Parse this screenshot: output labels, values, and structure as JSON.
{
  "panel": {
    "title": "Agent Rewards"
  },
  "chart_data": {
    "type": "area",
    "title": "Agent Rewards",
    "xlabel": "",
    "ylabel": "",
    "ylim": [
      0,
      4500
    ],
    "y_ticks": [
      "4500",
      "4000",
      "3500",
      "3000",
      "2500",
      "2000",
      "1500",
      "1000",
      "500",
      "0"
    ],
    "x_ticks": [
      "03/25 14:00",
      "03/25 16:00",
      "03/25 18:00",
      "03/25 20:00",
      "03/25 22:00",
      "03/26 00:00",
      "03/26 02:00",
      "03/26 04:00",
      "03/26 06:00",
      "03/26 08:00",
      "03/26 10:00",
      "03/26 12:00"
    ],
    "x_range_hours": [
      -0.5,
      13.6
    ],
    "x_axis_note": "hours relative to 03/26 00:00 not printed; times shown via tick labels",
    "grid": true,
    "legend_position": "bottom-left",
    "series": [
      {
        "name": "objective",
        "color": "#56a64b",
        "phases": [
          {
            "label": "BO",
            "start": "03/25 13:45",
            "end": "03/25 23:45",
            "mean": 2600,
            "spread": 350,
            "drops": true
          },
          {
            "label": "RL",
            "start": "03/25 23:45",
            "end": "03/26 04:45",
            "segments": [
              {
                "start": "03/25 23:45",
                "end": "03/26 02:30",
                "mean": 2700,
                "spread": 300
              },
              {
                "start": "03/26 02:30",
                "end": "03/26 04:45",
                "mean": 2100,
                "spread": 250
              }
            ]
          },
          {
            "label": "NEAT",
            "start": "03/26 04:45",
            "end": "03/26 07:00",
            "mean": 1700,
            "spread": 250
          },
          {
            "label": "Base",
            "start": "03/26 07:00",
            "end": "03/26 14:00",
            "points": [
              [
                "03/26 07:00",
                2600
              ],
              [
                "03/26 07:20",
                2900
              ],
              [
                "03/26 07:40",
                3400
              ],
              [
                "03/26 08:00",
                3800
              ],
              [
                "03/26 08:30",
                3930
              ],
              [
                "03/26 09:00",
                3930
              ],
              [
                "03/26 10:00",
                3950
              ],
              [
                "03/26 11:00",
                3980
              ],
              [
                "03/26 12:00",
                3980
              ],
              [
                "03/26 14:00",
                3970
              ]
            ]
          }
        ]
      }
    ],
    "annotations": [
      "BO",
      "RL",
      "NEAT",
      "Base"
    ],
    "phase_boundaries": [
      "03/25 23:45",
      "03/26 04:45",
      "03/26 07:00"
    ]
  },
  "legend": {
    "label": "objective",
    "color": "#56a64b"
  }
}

===

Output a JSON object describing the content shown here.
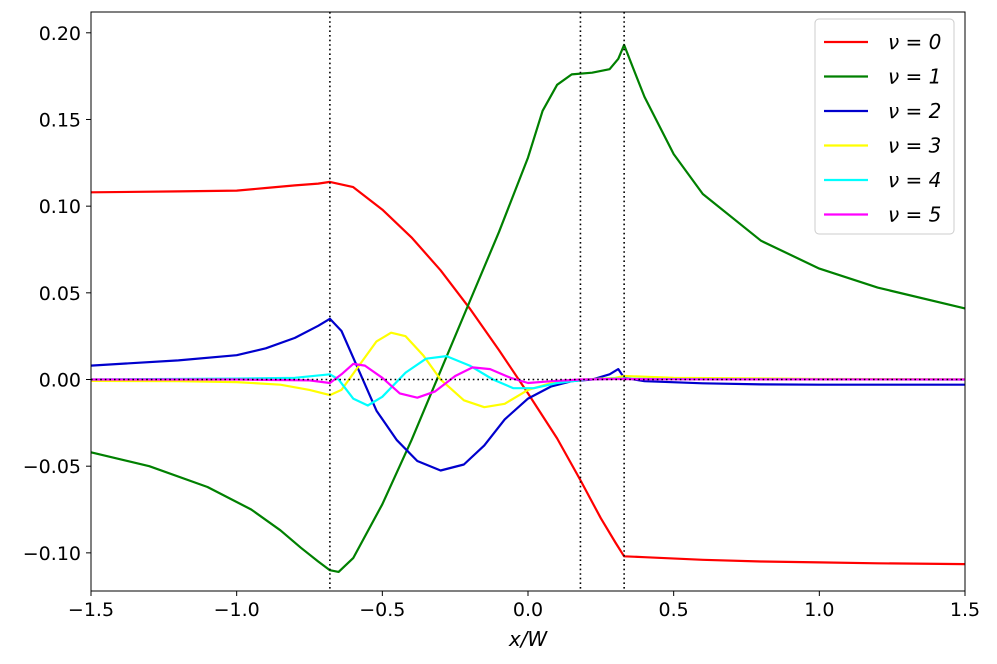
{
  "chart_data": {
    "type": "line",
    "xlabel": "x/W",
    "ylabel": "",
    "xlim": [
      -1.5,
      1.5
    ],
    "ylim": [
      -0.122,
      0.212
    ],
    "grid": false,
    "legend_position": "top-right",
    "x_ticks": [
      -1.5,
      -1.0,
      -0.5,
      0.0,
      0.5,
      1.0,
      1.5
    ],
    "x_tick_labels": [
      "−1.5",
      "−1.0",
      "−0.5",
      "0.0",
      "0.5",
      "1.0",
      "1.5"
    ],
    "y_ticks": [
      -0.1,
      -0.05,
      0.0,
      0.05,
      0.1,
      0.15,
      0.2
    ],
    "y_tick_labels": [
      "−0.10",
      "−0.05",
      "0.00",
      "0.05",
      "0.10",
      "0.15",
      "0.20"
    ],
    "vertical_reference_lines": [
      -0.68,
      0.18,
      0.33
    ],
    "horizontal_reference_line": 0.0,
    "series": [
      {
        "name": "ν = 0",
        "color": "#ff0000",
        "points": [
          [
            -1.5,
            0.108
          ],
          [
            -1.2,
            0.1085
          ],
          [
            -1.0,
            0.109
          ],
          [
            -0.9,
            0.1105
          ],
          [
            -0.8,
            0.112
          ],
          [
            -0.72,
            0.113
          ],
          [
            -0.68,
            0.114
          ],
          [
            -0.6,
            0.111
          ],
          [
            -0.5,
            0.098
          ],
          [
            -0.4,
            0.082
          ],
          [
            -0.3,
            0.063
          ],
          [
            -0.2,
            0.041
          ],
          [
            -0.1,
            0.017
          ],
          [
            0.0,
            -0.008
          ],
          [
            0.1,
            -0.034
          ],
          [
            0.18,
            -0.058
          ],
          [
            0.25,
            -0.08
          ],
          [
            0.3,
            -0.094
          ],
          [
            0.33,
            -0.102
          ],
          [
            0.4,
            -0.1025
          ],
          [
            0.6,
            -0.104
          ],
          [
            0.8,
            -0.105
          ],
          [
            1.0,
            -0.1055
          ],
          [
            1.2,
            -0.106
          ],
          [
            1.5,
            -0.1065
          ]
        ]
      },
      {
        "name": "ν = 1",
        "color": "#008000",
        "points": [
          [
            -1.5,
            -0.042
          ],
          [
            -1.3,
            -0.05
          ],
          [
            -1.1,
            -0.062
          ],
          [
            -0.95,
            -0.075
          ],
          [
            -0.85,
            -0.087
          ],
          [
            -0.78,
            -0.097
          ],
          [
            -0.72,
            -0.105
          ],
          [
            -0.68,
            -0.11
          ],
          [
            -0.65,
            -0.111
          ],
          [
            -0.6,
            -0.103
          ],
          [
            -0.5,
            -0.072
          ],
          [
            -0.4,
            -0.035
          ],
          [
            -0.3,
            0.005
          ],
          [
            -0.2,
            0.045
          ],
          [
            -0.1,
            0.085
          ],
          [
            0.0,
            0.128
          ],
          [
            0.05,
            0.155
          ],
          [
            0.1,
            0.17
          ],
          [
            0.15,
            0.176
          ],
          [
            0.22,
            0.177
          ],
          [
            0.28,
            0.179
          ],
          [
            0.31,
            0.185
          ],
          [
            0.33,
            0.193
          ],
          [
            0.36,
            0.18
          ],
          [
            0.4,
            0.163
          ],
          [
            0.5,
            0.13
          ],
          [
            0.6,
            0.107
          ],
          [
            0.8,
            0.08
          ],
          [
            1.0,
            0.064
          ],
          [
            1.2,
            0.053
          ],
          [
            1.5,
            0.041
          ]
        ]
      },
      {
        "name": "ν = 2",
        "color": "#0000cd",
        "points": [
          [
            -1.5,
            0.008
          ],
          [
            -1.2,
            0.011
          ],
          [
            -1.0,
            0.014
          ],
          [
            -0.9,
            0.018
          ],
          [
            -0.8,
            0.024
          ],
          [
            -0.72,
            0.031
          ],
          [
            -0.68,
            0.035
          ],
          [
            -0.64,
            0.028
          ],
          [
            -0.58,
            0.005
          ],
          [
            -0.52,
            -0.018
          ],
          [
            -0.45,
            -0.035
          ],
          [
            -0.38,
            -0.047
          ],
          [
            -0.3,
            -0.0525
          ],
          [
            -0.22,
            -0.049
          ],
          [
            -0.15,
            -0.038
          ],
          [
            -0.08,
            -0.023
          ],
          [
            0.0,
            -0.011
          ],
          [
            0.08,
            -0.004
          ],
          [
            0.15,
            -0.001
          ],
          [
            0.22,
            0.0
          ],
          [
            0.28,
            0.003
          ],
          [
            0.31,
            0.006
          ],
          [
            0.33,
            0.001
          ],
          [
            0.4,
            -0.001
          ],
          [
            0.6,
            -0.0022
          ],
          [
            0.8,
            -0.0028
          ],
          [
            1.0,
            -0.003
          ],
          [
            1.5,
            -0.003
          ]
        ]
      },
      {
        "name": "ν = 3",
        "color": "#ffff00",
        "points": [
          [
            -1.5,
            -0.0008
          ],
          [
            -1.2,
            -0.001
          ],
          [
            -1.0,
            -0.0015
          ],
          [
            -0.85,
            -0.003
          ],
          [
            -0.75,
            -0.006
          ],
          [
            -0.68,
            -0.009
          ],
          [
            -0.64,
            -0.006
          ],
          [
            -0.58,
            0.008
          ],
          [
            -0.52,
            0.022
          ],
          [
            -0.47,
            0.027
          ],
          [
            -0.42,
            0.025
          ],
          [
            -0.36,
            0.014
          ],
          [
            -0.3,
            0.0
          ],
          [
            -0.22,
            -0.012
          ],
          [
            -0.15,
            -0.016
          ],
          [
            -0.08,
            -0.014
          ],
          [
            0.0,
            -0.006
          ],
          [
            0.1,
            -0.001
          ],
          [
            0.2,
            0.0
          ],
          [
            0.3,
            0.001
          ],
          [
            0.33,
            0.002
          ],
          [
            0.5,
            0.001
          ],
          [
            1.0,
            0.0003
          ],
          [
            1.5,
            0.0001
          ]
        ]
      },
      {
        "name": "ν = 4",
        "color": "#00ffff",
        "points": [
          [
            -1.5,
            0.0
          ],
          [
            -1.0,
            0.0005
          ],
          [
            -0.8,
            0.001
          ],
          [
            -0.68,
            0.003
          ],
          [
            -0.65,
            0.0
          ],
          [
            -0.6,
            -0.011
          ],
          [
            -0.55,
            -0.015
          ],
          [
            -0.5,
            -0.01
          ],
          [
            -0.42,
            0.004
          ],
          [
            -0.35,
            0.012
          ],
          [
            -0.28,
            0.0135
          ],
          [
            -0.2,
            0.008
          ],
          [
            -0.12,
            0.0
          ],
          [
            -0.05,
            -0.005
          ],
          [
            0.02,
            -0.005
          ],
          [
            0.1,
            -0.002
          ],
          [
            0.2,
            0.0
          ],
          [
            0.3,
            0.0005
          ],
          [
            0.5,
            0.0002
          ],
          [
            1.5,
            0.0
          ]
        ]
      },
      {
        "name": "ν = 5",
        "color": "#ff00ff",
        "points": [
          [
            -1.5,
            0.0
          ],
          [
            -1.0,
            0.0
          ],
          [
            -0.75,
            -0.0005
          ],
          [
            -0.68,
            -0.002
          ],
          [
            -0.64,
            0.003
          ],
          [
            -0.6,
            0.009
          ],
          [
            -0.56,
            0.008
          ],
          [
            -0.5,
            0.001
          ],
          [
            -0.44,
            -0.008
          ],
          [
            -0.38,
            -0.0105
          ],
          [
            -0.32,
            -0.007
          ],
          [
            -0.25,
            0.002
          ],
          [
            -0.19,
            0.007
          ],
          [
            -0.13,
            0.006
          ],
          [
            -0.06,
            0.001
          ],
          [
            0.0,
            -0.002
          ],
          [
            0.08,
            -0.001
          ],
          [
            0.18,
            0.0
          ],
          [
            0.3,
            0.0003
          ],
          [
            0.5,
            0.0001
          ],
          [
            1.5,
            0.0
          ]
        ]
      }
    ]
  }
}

===

### TASK PROMPT
Select all lines in the listing that include the word "Agent".

### EXPECTED ANSWER
    "title": "Agent Rewards"
    "title": "Agent Rewards",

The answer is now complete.